[Collection entries]

- - - - - - -

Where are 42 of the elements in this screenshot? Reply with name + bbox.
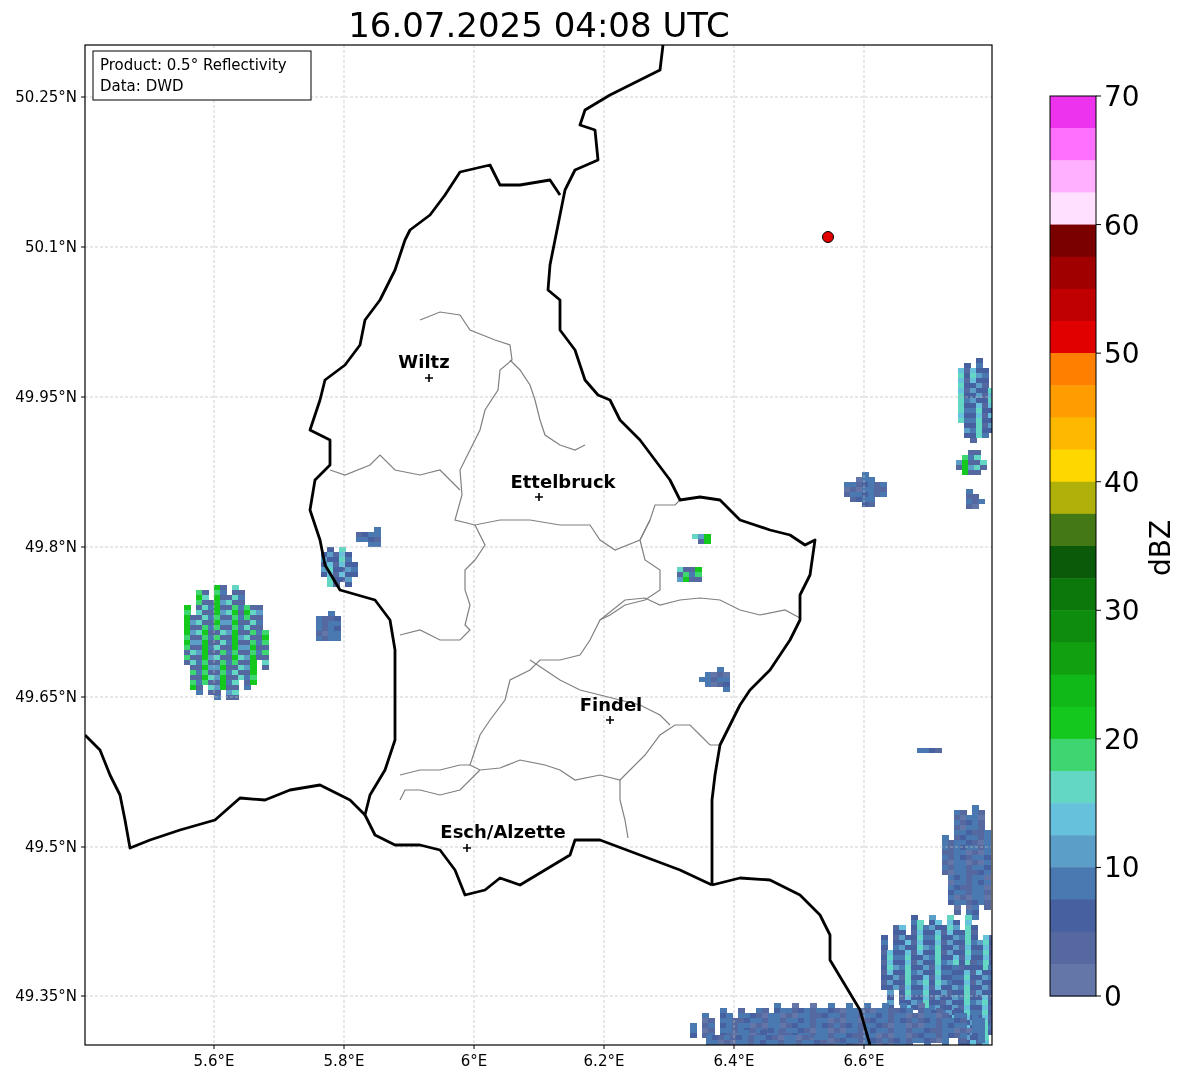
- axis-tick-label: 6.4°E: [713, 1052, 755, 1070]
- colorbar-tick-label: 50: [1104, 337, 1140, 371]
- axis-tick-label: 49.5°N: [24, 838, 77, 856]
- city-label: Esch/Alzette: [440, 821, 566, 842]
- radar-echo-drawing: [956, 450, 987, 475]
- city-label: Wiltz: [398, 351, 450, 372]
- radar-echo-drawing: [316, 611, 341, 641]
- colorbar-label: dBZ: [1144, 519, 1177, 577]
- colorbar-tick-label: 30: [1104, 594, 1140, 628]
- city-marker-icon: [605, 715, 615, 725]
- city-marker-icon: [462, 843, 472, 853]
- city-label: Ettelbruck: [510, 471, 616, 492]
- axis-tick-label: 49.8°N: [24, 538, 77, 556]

- - - - - - -

_STATED GOAL_
Write out the entries above word for word, leaving out the pictures.

_OUTPUT FOR THIS TASK_
Where are 42 of the elements in this screenshot? Reply with name + bbox.
- axis-tick-label: 6.4°E: [713, 1052, 755, 1070]
- colorbar-tick-label: 50: [1104, 337, 1140, 371]
- axis-tick-label: 49.5°N: [24, 838, 77, 856]
- city-label: Esch/Alzette: [440, 821, 566, 842]
- radar-echo-drawing: [956, 450, 987, 475]
- city-label: Wiltz: [398, 351, 450, 372]
- radar-echo-drawing: [316, 611, 341, 641]
- colorbar-label: dBZ: [1144, 519, 1177, 577]
- colorbar-tick-label: 30: [1104, 594, 1140, 628]
- city-marker-icon: [605, 715, 615, 725]
- city-marker-icon: [462, 843, 472, 853]
- city-label: Ettelbruck: [510, 471, 616, 492]
- axis-tick-label: 49.8°N: [24, 538, 77, 556]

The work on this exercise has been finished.